■ What is needed
Seek out every line containing the word "stripe", and copy each.

■ Given data
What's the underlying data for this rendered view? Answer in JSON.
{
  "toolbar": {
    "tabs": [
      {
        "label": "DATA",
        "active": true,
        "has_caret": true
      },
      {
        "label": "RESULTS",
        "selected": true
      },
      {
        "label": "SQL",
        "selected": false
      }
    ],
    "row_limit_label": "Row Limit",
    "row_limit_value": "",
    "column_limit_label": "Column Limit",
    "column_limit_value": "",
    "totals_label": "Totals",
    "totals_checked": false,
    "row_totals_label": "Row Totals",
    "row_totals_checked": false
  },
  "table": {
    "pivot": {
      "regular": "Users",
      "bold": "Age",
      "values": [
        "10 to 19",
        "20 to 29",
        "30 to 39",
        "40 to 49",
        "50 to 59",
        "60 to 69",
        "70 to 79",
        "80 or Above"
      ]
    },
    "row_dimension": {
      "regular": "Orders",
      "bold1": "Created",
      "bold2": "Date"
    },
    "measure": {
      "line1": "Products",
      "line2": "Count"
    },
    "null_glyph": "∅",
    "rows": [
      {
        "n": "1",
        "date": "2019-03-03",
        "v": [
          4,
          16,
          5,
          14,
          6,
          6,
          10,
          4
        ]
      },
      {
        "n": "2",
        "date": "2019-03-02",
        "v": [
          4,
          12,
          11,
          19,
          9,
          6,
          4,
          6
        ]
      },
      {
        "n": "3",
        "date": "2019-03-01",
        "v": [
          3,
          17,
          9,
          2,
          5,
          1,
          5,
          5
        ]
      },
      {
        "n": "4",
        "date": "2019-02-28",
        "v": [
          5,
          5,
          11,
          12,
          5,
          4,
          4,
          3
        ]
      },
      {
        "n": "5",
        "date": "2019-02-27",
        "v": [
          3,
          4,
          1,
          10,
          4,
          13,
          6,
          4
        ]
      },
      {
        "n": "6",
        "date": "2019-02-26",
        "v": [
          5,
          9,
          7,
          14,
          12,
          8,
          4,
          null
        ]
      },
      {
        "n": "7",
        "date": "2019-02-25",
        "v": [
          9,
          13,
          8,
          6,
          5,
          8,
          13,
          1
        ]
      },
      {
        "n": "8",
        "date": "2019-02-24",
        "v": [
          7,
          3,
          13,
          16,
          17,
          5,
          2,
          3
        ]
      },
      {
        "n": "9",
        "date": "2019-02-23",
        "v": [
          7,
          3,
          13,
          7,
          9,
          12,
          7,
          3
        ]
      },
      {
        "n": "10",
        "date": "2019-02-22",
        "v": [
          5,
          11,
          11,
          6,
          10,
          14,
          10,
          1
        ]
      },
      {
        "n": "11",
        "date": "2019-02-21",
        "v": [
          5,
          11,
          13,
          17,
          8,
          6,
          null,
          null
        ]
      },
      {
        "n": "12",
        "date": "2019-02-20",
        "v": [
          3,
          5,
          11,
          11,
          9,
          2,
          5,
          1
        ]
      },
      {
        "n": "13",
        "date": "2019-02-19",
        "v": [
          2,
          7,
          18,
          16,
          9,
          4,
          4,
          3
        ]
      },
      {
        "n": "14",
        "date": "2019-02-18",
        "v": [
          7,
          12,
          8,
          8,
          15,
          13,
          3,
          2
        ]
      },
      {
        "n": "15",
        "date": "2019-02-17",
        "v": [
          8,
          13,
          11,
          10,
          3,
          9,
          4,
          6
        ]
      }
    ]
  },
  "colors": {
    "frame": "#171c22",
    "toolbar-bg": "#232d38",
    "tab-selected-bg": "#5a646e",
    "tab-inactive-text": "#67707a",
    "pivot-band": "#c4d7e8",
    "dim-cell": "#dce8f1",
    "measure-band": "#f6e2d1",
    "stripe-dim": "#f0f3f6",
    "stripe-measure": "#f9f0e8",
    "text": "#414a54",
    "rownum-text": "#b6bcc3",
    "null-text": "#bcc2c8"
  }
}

...

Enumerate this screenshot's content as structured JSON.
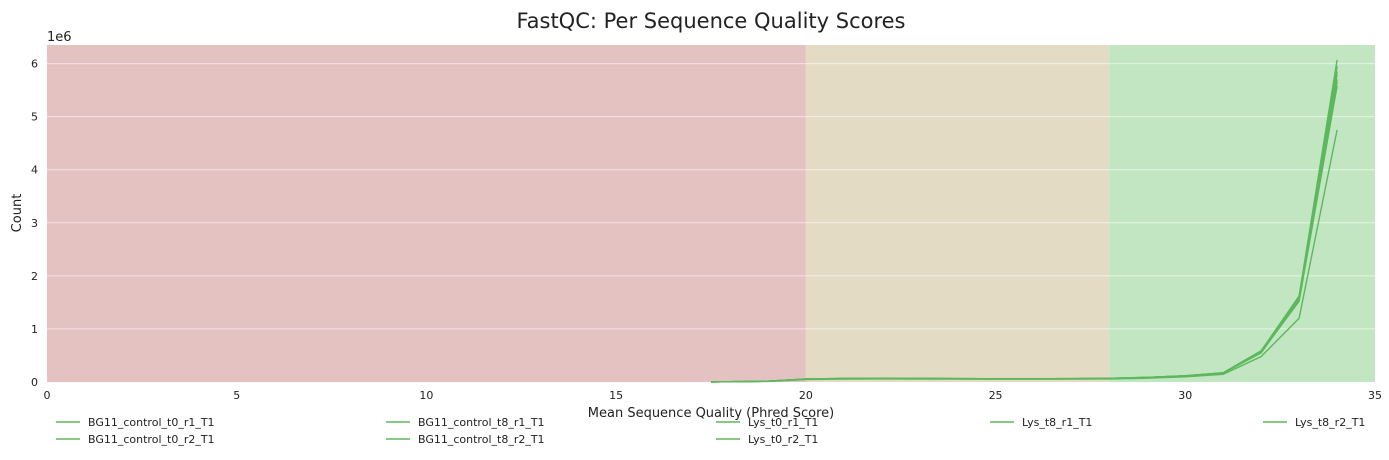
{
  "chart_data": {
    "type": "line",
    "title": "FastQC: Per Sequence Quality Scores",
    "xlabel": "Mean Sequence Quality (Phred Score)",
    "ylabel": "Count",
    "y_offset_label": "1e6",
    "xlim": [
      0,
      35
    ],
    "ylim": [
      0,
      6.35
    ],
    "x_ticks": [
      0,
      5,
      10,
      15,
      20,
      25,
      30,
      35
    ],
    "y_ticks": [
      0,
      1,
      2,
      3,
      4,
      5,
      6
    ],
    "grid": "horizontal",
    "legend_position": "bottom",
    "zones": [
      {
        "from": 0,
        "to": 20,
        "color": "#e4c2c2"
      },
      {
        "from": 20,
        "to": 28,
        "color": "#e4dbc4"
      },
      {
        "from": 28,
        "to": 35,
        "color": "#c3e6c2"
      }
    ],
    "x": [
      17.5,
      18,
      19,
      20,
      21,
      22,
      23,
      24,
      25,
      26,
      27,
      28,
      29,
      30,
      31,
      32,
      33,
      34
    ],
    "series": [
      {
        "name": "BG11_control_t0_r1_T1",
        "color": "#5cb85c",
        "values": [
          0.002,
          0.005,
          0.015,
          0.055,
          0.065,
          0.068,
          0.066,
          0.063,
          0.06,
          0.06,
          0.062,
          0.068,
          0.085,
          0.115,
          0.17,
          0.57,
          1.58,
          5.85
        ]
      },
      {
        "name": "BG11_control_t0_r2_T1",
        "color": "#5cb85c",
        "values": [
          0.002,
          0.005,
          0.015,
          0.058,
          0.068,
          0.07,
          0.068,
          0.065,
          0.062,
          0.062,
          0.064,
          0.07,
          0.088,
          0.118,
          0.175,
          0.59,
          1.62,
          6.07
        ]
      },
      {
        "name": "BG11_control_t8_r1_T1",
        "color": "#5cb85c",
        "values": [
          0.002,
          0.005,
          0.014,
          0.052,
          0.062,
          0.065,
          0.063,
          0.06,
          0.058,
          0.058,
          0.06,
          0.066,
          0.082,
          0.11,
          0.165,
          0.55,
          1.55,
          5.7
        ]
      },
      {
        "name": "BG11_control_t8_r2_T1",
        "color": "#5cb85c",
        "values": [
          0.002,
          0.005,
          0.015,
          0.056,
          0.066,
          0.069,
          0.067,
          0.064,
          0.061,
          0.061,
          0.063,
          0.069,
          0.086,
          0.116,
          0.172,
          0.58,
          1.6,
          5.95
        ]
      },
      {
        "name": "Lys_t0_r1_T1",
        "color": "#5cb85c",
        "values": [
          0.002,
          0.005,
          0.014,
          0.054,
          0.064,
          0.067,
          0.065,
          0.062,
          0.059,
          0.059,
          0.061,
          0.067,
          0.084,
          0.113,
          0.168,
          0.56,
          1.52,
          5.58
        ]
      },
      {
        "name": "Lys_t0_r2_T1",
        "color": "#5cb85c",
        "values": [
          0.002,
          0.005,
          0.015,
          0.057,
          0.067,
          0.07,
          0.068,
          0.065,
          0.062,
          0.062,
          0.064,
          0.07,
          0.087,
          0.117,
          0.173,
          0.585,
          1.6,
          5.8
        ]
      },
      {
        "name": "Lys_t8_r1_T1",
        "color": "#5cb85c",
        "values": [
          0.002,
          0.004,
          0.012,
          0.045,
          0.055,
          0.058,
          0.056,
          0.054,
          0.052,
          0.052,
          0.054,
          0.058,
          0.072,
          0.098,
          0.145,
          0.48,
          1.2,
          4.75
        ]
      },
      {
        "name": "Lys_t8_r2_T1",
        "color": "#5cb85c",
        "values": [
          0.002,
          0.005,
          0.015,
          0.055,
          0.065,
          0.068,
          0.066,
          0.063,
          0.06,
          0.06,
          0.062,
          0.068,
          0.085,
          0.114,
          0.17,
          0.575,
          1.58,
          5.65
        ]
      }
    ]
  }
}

■ Solution
    "stripe-dim": "#f0f3f6",
    "stripe-measure": "#f9f0e8",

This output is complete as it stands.